A block of data
-- START --
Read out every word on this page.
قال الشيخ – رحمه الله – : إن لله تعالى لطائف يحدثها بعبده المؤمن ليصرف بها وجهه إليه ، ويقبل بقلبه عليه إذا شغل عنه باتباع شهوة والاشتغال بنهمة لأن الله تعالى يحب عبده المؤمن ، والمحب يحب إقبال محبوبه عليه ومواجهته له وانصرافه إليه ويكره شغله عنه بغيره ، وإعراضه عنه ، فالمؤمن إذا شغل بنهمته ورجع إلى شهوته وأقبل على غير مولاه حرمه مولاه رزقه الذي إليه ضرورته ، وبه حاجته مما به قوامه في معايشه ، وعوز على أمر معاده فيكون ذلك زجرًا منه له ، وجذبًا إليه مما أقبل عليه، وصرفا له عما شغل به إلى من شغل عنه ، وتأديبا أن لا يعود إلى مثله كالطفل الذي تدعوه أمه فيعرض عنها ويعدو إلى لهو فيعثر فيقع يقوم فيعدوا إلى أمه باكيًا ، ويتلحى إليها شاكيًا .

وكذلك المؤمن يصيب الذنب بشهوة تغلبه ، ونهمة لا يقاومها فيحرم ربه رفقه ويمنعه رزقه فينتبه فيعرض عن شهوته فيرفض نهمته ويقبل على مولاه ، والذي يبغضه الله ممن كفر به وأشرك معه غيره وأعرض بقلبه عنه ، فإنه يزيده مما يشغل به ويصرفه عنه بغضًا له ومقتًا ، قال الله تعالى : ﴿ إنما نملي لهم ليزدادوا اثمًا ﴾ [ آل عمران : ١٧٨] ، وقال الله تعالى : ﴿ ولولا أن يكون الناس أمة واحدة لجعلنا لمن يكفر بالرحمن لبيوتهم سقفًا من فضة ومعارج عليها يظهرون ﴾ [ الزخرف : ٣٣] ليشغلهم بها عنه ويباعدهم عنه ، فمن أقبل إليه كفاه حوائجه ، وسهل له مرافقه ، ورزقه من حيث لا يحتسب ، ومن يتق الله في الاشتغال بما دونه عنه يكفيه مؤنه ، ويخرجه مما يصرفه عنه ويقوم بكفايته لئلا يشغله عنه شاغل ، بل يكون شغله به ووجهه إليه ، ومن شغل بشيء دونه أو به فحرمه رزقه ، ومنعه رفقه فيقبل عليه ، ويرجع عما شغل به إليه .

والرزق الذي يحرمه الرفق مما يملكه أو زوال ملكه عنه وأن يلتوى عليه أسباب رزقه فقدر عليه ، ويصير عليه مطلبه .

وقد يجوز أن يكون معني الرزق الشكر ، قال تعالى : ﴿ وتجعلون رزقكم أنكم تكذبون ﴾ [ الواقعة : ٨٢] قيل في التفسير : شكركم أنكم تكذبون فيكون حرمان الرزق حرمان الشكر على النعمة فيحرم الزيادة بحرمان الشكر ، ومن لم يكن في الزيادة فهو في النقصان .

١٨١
-- END --
-- START --
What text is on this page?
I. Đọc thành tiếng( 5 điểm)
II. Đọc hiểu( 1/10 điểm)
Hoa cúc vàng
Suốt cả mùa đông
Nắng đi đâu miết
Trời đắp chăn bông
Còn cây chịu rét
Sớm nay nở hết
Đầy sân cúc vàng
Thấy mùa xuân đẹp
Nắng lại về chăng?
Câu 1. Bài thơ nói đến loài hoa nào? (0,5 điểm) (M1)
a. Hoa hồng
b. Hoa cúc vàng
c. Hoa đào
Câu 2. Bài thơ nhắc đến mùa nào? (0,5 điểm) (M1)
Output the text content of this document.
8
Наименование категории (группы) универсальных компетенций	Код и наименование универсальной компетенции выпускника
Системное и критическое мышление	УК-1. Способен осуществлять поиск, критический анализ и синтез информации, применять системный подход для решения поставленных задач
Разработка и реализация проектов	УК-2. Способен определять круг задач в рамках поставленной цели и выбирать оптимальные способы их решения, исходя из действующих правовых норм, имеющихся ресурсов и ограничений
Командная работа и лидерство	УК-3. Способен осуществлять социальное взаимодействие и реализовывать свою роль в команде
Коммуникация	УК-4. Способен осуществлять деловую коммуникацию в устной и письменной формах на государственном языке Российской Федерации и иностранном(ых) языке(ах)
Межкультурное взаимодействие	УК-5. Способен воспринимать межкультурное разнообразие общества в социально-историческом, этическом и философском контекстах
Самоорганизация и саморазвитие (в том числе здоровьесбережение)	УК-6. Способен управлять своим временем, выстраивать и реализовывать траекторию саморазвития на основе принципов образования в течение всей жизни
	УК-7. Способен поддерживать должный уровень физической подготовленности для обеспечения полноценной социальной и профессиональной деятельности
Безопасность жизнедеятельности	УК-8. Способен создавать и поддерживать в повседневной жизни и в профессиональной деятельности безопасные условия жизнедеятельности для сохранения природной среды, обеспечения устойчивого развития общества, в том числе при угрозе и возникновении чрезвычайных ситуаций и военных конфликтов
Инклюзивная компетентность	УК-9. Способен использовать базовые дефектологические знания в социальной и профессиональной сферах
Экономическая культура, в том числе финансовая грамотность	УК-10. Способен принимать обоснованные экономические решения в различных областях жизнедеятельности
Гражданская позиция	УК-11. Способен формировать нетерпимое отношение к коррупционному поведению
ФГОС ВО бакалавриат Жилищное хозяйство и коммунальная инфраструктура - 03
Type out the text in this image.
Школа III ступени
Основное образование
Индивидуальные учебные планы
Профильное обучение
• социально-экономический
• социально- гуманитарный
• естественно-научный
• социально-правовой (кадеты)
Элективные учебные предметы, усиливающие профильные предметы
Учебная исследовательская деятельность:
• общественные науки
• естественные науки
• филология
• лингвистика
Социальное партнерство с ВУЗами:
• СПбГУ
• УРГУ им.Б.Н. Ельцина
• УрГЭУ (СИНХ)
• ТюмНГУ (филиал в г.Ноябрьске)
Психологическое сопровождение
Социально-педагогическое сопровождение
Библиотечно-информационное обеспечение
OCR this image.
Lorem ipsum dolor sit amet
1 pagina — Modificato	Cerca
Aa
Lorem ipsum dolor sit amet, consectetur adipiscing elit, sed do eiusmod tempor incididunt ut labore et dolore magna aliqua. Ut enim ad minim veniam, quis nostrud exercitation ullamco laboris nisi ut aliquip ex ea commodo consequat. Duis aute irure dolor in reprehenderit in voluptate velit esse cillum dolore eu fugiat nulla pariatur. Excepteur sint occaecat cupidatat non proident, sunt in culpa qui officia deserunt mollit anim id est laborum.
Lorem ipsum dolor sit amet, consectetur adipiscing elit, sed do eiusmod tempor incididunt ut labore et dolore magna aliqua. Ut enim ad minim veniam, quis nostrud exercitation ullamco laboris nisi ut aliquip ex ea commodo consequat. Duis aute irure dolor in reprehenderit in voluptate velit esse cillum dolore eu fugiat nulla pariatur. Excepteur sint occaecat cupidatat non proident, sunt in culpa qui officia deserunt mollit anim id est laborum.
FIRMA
-- END --
-- START --
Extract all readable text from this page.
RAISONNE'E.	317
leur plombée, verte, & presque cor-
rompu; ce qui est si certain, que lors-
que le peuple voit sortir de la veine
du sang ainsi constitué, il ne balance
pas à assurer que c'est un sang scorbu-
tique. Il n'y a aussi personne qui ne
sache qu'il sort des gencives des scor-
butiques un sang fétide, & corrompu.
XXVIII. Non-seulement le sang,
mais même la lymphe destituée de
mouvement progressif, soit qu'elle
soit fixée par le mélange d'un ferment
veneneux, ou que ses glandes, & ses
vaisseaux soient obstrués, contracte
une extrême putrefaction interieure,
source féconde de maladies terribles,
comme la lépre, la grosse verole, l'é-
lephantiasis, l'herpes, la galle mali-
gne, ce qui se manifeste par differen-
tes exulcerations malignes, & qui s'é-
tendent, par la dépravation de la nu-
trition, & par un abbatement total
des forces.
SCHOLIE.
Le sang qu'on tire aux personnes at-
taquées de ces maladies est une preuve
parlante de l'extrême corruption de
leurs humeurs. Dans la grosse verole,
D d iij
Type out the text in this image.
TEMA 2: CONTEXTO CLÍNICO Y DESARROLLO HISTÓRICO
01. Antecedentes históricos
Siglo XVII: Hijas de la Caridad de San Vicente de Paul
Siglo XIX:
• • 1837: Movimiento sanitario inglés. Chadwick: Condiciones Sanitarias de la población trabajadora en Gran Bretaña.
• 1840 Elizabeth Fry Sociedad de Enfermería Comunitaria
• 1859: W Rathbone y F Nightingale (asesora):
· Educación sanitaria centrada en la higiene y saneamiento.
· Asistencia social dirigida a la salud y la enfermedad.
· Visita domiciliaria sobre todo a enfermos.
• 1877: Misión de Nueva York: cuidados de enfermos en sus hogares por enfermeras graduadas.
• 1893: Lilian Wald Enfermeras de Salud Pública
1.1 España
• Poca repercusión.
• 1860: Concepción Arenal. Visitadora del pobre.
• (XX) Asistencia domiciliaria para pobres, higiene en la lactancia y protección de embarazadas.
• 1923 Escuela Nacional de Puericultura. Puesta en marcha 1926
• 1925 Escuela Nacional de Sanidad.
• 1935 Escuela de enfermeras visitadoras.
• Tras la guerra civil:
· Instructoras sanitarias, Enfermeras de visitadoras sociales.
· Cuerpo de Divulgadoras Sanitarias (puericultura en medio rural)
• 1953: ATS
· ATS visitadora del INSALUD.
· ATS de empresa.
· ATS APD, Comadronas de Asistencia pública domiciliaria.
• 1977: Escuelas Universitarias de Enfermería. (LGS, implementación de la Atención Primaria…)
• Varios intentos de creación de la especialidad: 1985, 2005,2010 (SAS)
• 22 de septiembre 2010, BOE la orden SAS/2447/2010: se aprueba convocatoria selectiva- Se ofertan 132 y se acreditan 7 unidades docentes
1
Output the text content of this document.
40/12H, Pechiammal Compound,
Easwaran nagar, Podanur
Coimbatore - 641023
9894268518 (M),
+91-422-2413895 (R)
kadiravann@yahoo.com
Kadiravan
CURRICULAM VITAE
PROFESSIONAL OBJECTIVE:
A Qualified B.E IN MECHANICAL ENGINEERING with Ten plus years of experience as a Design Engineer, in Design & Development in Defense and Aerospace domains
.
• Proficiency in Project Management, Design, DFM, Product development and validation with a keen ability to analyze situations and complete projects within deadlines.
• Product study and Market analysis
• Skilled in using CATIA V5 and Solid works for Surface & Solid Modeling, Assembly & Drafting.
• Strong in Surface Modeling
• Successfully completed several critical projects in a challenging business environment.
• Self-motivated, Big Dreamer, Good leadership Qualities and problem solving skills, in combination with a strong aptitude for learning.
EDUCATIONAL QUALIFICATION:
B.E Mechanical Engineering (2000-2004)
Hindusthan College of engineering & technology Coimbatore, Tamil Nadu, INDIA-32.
-- END --
### [GIVEN REQUEST]
Check each line of the records for the word "Nacional", and show the lines that contain it.

### [SOLVED EXERCISE]
• 1923 Escuela Nacional de Puericultura. Puesta en marcha 1926
• 1925 Escuela Nacional de Sanidad.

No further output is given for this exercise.